JOB: Without the pictures, repeat the listing character for character.

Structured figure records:
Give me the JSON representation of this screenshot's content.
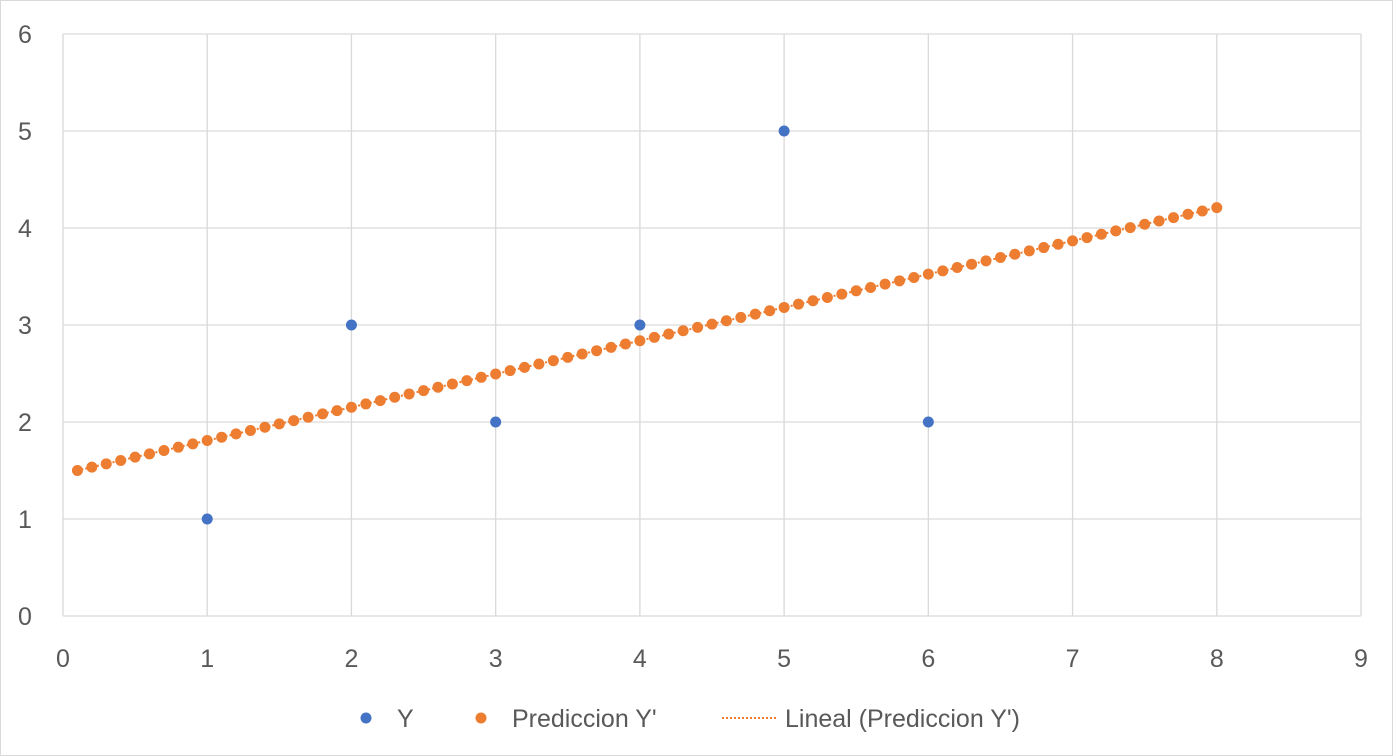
{
  "chart_data": {
    "type": "scatter",
    "title": "",
    "xlabel": "",
    "ylabel": "",
    "xlim": [
      0,
      9
    ],
    "ylim": [
      0,
      6
    ],
    "x_ticks": [
      "0",
      "1",
      "2",
      "3",
      "4",
      "5",
      "6",
      "7",
      "8",
      "9"
    ],
    "y_ticks": [
      "0",
      "1",
      "2",
      "3",
      "4",
      "5",
      "6"
    ],
    "grid": true,
    "legend_position": "bottom",
    "series": [
      {
        "name": "Y",
        "color": "#4472c4",
        "marker": "circle",
        "points": [
          [
            1,
            1
          ],
          [
            2,
            3
          ],
          [
            3,
            2
          ],
          [
            4,
            3
          ],
          [
            5,
            5
          ],
          [
            6,
            2
          ]
        ]
      },
      {
        "name": "Prediccion Y'",
        "color": "#ed7d31",
        "marker": "circle",
        "x_start": 0.1,
        "x_end": 8.0,
        "x_step": 0.1,
        "intercept": 1.466,
        "slope": 0.343
      }
    ],
    "trendline": {
      "name": "Lineal (Prediccion Y')",
      "color": "#ed7d31",
      "style": "dotted",
      "of_series": "Prediccion Y'"
    }
  }
}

OUTPUT OF THE EXERCISE:
Give me the JSON representation of this screenshot's content.
{
  "chart_data": {
    "type": "scatter",
    "title": "",
    "xlabel": "",
    "ylabel": "",
    "xlim": [
      0,
      9
    ],
    "ylim": [
      0,
      6
    ],
    "x_ticks": [
      "0",
      "1",
      "2",
      "3",
      "4",
      "5",
      "6",
      "7",
      "8",
      "9"
    ],
    "y_ticks": [
      "0",
      "1",
      "2",
      "3",
      "4",
      "5",
      "6"
    ],
    "grid": true,
    "legend_position": "bottom",
    "series": [
      {
        "name": "Y",
        "color": "#4472c4",
        "marker": "circle",
        "points": [
          [
            1,
            1
          ],
          [
            2,
            3
          ],
          [
            3,
            2
          ],
          [
            4,
            3
          ],
          [
            5,
            5
          ],
          [
            6,
            2
          ]
        ]
      },
      {
        "name": "Prediccion Y'",
        "color": "#ed7d31",
        "marker": "circle",
        "x_start": 0.1,
        "x_end": 8.0,
        "x_step": 0.1,
        "intercept": 1.466,
        "slope": 0.343
      }
    ],
    "trendline": {
      "name": "Lineal (Prediccion Y')",
      "color": "#ed7d31",
      "style": "dotted",
      "of_series": "Prediccion Y'"
    }
  }
}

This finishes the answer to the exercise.